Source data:
┄┄┄┄┄┄┄┄┄┄

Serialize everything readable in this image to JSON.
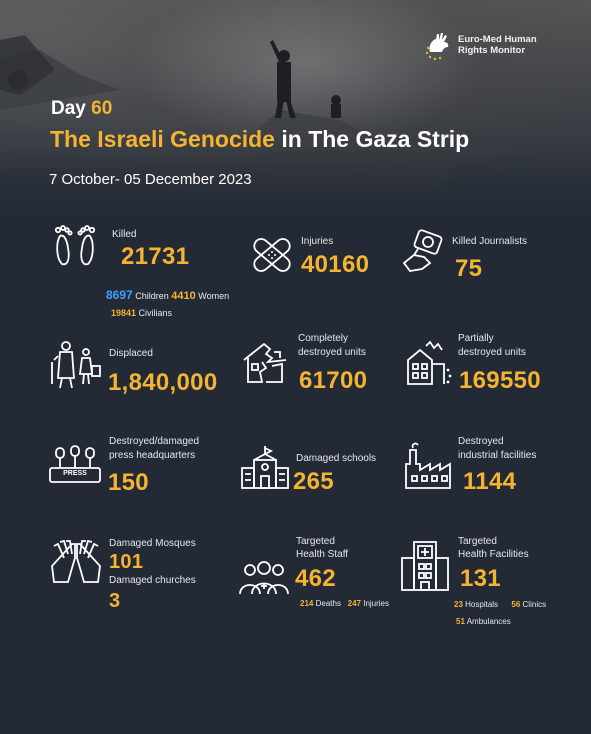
{
  "header": {
    "org_line1": "Euro-Med Human",
    "org_line2": "Rights Monitor",
    "day_label": "Day",
    "day_number": "60",
    "title_highlight": "The Israeli Genocide",
    "title_rest": "in The Gaza Strip",
    "date_range": "7 October- 05 December 2023"
  },
  "stats": {
    "killed": {
      "label": "Killed",
      "value": "21731",
      "children_value": "8697",
      "children_label": "Children",
      "women_value": "4410",
      "women_label": "Women",
      "civilians_value": "19841",
      "civilians_label": "Civilians"
    },
    "injuries": {
      "label": "Injuries",
      "value": "40160"
    },
    "journalists": {
      "label": "Killed Journalists",
      "value": "75"
    },
    "displaced": {
      "label": "Displaced",
      "value": "1,840,000"
    },
    "destroyed_units": {
      "label_line1": "Completely",
      "label_line2": "destroyed units",
      "value": "61700"
    },
    "partial_units": {
      "label_line1": "Partially",
      "label_line2": "destroyed units",
      "value": "169550"
    },
    "press": {
      "label_line1": "Destroyed/damaged",
      "label_line2": "press headquarters",
      "value": "150",
      "sign": "PRESS"
    },
    "schools": {
      "label": "Damaged schools",
      "value": "265"
    },
    "industrial": {
      "label_line1": "Destroyed",
      "label_line2": "industrial facilities",
      "value": "1144"
    },
    "mosques": {
      "label": "Damaged Mosques",
      "value": "101",
      "churches_label": "Damaged churches",
      "churches_value": "3"
    },
    "health_staff": {
      "label_line1": "Targeted",
      "label_line2": "Health Staff",
      "value": "462",
      "deaths_value": "214",
      "deaths_label": "Deaths",
      "injuries_value": "247",
      "injuries_label": "Injuries"
    },
    "health_facilities": {
      "label_line1": "Targeted",
      "label_line2": "Health Facilities",
      "value": "131",
      "hospitals_value": "23",
      "hospitals_label": "Hospitals",
      "clinics_value": "56",
      "clinics_label": "Clinics",
      "ambulances_value": "51",
      "ambulances_label": "Ambulances"
    }
  },
  "colors": {
    "background": "#232a35",
    "accent": "#f4b430",
    "highlight_blue": "#3ea0ff",
    "text": "#e6e8ec"
  }
}
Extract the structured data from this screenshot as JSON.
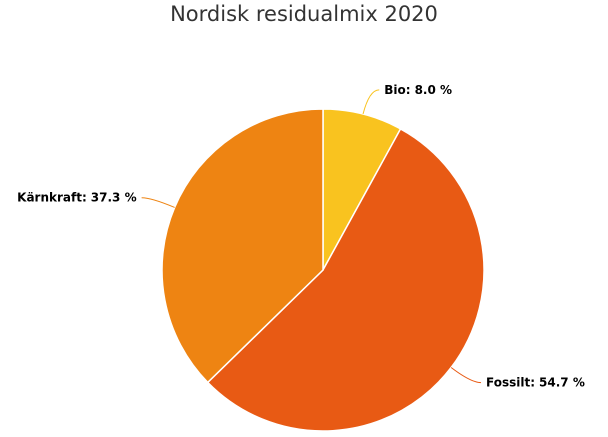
{
  "chart_data": {
    "type": "pie",
    "title": "Nordisk residualmix 2020",
    "categories": [
      "Bio",
      "Fossilt",
      "Kärnkraft"
    ],
    "values": [
      8.0,
      54.7,
      37.3
    ],
    "value_labels": [
      "8.0 %",
      "54.7 %",
      "37.3 %"
    ],
    "label_separator": ":",
    "colors": [
      "#f9c31f",
      "#e85a14",
      "#ee8412"
    ]
  }
}
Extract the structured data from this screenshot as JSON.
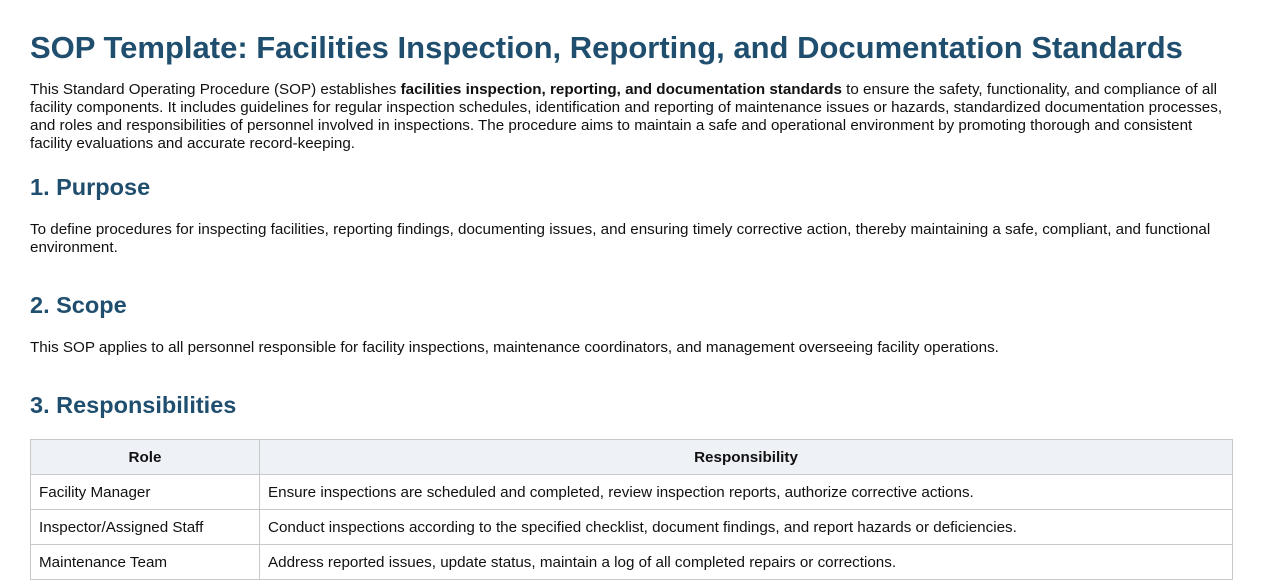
{
  "title": "SOP Template: Facilities Inspection, Reporting, and Documentation Standards",
  "intro": {
    "before": "This Standard Operating Procedure (SOP) establishes ",
    "bold": "facilities inspection, reporting, and documentation standards",
    "after": " to ensure the safety, functionality, and compliance of all facility components. It includes guidelines for regular inspection schedules, identification and reporting of maintenance issues or hazards, standardized documentation processes, and roles and responsibilities of personnel involved in inspections. The procedure aims to maintain a safe and operational environment by promoting thorough and consistent facility evaluations and accurate record-keeping."
  },
  "sections": [
    {
      "heading": "1. Purpose",
      "text": "To define procedures for inspecting facilities, reporting findings, documenting issues, and ensuring timely corrective action, thereby maintaining a safe, compliant, and functional environment."
    },
    {
      "heading": "2. Scope",
      "text": "This SOP applies to all personnel responsible for facility inspections, maintenance coordinators, and management overseeing facility operations."
    },
    {
      "heading": "3. Responsibilities"
    }
  ],
  "table": {
    "headers": [
      "Role",
      "Responsibility"
    ],
    "rows": [
      [
        "Facility Manager",
        "Ensure inspections are scheduled and completed, review inspection reports, authorize corrective actions."
      ],
      [
        "Inspector/Assigned Staff",
        "Conduct inspections according to the specified checklist, document findings, and report hazards or deficiencies."
      ],
      [
        "Maintenance Team",
        "Address reported issues, update status, maintain a log of all completed repairs or corrections."
      ]
    ]
  }
}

┄┄┄┄┄┄┄┄┄┄

INSTRUCTION: All of the material above is to be copied exactly, except for its images.

COMPLETED EXERCISE:
Serialize everything readable in this image to JSON.
{
  "header": {
    "org_line1": "Euro-Med Human",
    "org_line2": "Rights Monitor",
    "day_label": "Day",
    "day_number": "60",
    "title_highlight": "The Israeli Genocide",
    "title_rest": "in The Gaza Strip",
    "date_range": "7 October- 05 December 2023"
  },
  "stats": {
    "killed": {
      "label": "Killed",
      "value": "21731",
      "children_value": "8697",
      "children_label": "Children",
      "women_value": "4410",
      "women_label": "Women",
      "civilians_value": "19841",
      "civilians_label": "Civilians"
    },
    "injuries": {
      "label": "Injuries",
      "value": "40160"
    },
    "journalists": {
      "label": "Killed Journalists",
      "value": "75"
    },
    "displaced": {
      "label": "Displaced",
      "value": "1,840,000"
    },
    "destroyed_units": {
      "label_line1": "Completely",
      "label_line2": "destroyed units",
      "value": "61700"
    },
    "partial_units": {
      "label_line1": "Partially",
      "label_line2": "destroyed units",
      "value": "169550"
    },
    "press": {
      "label_line1": "Destroyed/damaged",
      "label_line2": "press headquarters",
      "value": "150",
      "sign": "PRESS"
    },
    "schools": {
      "label": "Damaged schools",
      "value": "265"
    },
    "industrial": {
      "label_line1": "Destroyed",
      "label_line2": "industrial facilities",
      "value": "1144"
    },
    "mosques": {
      "label": "Damaged Mosques",
      "value": "101",
      "churches_label": "Damaged churches",
      "churches_value": "3"
    },
    "health_staff": {
      "label_line1": "Targeted",
      "label_line2": "Health Staff",
      "value": "462",
      "deaths_value": "214",
      "deaths_label": "Deaths",
      "injuries_value": "247",
      "injuries_label": "Injuries"
    },
    "health_facilities": {
      "label_line1": "Targeted",
      "label_line2": "Health Facilities",
      "value": "131",
      "hospitals_value": "23",
      "hospitals_label": "Hospitals",
      "clinics_value": "56",
      "clinics_label": "Clinics",
      "ambulances_value": "51",
      "ambulances_label": "Ambulances"
    }
  },
  "colors": {
    "background": "#232a35",
    "accent": "#f4b430",
    "highlight_blue": "#3ea0ff",
    "text": "#e6e8ec"
  }
}
Extract the structured data from this screenshot as JSON.
{
  "chart_data": {
    "type": "pie",
    "title": "Nordisk residualmix 2020",
    "categories": [
      "Bio",
      "Fossilt",
      "Kärnkraft"
    ],
    "values": [
      8.0,
      54.7,
      37.3
    ],
    "value_labels": [
      "8.0 %",
      "54.7 %",
      "37.3 %"
    ],
    "label_separator": ":",
    "colors": [
      "#f9c31f",
      "#e85a14",
      "#ee8412"
    ]
  }
}
Extract the structured data from this screenshot as JSON.
{
  "title": "SOP Template: Facilities Inspection, Reporting, and Documentation Standards",
  "intro": {
    "before": "This Standard Operating Procedure (SOP) establishes ",
    "bold": "facilities inspection, reporting, and documentation standards",
    "after": " to ensure the safety, functionality, and compliance of all facility components. It includes guidelines for regular inspection schedules, identification and reporting of maintenance issues or hazards, standardized documentation processes, and roles and responsibilities of personnel involved in inspections. The procedure aims to maintain a safe and operational environment by promoting thorough and consistent facility evaluations and accurate record-keeping."
  },
  "sections": [
    {
      "heading": "1. Purpose",
      "text": "To define procedures for inspecting facilities, reporting findings, documenting issues, and ensuring timely corrective action, thereby maintaining a safe, compliant, and functional environment."
    },
    {
      "heading": "2. Scope",
      "text": "This SOP applies to all personnel responsible for facility inspections, maintenance coordinators, and management overseeing facility operations."
    },
    {
      "heading": "3. Responsibilities"
    }
  ],
  "table": {
    "headers": [
      "Role",
      "Responsibility"
    ],
    "rows": [
      [
        "Facility Manager",
        "Ensure inspections are scheduled and completed, review inspection reports, authorize corrective actions."
      ],
      [
        "Inspector/Assigned Staff",
        "Conduct inspections according to the specified checklist, document findings, and report hazards or deficiencies."
      ],
      [
        "Maintenance Team",
        "Address reported issues, update status, maintain a log of all completed repairs or corrections."
      ]
    ]
  }
}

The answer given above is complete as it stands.